▶ _Extracted records_
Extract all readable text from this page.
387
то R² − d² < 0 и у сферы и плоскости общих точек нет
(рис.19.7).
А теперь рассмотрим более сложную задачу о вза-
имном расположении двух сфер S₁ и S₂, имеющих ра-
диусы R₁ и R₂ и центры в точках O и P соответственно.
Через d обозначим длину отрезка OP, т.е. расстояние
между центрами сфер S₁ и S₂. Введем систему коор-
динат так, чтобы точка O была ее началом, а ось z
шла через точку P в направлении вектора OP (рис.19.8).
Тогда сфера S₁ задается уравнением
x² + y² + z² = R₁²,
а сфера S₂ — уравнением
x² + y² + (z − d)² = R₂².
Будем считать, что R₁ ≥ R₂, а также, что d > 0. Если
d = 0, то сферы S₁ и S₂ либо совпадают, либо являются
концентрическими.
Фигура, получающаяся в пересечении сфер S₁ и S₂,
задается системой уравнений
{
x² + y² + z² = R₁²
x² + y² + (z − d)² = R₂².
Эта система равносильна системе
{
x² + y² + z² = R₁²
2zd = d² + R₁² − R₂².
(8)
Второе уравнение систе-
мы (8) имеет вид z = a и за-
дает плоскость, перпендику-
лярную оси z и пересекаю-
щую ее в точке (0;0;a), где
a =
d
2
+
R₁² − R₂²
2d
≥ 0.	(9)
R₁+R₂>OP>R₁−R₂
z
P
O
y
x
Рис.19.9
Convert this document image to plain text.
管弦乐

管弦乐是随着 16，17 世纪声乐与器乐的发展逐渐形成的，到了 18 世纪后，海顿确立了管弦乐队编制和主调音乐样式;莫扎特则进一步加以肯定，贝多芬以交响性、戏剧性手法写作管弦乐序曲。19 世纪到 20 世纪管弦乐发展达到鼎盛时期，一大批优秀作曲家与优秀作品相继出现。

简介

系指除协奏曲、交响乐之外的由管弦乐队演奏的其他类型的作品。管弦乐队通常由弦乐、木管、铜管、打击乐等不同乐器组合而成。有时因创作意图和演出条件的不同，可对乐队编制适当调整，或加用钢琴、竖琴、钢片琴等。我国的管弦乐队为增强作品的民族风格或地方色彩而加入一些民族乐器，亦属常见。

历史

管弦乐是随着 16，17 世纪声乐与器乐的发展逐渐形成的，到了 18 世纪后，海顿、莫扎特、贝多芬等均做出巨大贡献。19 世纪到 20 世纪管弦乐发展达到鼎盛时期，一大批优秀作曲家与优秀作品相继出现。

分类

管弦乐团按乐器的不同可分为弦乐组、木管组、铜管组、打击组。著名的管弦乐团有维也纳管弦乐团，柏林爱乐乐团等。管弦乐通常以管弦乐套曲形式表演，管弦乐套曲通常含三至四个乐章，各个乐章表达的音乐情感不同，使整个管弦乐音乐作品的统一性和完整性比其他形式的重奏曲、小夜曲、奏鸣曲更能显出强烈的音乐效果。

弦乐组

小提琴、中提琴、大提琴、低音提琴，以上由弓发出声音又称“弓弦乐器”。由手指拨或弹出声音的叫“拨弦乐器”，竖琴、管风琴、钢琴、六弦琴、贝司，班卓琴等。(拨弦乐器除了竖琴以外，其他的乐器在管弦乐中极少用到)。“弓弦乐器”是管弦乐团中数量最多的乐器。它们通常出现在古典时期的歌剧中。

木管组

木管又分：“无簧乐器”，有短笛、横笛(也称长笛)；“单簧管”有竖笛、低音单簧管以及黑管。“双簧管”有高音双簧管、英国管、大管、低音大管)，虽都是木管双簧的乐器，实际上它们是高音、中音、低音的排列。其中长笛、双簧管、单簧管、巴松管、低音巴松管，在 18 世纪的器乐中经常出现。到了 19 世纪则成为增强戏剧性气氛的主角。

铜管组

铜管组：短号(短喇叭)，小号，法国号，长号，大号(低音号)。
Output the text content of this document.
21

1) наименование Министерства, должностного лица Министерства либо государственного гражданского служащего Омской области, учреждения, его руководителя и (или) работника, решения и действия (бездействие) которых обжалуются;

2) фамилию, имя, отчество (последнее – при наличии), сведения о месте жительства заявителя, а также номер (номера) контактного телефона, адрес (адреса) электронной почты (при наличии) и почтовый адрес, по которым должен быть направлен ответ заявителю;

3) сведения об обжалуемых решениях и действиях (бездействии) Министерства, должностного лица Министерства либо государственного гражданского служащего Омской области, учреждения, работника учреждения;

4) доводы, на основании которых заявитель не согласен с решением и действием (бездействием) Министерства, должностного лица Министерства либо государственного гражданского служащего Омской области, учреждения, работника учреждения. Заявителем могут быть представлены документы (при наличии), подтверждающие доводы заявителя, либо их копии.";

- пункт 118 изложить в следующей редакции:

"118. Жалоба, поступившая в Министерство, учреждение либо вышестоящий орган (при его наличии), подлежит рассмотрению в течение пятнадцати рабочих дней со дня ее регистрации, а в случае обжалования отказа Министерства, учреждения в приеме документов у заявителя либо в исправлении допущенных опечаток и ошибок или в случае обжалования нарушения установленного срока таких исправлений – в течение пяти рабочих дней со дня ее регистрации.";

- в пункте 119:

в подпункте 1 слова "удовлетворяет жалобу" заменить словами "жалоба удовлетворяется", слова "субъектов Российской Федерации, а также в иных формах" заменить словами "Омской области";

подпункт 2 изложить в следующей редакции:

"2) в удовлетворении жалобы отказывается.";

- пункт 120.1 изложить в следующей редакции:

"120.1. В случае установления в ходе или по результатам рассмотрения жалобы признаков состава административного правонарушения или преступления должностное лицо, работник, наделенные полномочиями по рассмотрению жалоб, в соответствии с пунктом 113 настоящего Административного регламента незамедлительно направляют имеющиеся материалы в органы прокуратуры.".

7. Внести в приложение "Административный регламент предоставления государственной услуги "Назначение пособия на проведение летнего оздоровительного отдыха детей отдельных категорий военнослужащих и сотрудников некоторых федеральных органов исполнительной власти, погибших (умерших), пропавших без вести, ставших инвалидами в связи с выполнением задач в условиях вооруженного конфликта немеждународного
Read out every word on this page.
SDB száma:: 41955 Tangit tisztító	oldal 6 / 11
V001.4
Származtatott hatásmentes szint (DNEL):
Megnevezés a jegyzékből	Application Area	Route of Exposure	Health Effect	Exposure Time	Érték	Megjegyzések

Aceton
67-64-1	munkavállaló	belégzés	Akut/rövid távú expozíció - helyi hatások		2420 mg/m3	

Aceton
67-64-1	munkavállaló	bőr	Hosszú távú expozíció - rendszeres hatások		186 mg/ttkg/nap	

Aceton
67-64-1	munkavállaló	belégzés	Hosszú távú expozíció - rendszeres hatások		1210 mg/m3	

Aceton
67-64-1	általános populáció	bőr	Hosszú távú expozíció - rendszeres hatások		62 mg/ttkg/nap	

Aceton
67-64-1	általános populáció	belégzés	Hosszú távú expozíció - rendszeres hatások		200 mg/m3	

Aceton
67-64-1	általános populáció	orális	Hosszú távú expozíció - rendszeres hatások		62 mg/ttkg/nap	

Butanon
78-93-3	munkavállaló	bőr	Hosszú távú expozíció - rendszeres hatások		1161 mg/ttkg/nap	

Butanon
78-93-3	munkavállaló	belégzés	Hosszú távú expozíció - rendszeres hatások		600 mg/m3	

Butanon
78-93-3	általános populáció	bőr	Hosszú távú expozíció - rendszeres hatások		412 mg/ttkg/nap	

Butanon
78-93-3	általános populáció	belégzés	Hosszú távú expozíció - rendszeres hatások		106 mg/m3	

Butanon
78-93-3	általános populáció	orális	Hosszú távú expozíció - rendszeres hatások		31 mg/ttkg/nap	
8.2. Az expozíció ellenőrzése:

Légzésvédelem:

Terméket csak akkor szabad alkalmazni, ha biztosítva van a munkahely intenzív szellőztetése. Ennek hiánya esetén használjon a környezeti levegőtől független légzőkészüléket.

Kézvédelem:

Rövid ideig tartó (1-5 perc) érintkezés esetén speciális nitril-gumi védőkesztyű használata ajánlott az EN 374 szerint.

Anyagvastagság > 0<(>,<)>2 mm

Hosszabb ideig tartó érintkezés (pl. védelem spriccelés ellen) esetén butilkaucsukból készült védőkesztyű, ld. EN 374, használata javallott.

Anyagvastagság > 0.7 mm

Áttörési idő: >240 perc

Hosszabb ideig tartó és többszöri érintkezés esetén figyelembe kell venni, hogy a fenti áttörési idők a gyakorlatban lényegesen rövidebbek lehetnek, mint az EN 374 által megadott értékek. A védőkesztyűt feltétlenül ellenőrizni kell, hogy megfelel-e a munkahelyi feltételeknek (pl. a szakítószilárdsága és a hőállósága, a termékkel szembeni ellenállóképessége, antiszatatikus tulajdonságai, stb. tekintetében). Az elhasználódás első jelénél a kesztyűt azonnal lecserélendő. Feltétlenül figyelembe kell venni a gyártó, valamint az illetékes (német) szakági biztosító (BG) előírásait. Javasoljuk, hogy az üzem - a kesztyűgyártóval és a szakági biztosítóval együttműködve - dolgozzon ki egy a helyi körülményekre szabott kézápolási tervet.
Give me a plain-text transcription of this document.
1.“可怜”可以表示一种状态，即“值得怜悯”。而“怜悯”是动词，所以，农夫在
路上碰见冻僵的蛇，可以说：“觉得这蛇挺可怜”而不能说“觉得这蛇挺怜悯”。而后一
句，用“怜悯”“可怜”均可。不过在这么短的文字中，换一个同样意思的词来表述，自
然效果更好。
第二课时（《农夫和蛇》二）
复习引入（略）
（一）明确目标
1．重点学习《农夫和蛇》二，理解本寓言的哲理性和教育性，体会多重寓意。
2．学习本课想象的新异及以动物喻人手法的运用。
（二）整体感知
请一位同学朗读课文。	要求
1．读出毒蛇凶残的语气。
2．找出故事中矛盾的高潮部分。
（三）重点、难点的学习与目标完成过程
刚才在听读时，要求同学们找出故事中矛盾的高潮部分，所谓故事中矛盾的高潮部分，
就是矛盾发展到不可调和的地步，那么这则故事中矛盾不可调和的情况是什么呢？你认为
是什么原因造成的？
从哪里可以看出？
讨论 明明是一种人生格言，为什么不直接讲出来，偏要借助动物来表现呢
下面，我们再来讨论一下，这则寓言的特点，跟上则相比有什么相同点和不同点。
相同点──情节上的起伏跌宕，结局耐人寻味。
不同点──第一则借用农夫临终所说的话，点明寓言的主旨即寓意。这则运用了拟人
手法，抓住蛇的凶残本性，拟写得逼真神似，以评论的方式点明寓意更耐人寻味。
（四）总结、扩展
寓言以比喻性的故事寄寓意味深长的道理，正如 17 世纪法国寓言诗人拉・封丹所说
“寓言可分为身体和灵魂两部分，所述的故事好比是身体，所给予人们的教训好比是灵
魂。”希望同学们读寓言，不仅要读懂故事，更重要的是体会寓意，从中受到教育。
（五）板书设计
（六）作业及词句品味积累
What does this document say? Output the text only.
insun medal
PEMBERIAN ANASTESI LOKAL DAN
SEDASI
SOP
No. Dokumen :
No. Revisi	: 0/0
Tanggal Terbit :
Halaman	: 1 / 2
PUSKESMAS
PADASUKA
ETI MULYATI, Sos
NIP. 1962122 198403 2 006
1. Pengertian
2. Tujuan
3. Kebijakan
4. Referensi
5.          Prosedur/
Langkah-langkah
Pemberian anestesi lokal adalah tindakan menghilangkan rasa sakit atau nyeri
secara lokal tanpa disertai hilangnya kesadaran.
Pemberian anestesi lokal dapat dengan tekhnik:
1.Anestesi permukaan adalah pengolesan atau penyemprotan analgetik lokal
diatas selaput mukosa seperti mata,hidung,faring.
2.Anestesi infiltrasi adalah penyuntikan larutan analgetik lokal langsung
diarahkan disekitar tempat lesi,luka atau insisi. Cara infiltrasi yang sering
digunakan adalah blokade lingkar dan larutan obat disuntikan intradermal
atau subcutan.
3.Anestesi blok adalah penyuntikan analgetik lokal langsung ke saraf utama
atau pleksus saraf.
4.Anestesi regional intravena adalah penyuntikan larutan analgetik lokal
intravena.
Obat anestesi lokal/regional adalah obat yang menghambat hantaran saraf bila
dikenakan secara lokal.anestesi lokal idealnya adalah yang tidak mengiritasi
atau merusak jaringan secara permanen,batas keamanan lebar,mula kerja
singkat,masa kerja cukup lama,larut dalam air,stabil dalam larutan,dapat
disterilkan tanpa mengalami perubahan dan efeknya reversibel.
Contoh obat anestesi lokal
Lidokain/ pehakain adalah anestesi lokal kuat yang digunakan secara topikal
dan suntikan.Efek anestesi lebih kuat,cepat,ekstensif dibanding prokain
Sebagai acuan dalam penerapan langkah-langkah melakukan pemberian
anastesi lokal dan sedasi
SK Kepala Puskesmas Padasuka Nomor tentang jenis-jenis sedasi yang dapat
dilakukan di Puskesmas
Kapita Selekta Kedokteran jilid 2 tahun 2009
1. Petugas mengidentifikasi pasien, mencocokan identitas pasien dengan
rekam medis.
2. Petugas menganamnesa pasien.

▶ _Written request_
Say how many lines have the string "Hosszabb" in them, offering no words beyond the number.

▶ _Response_
2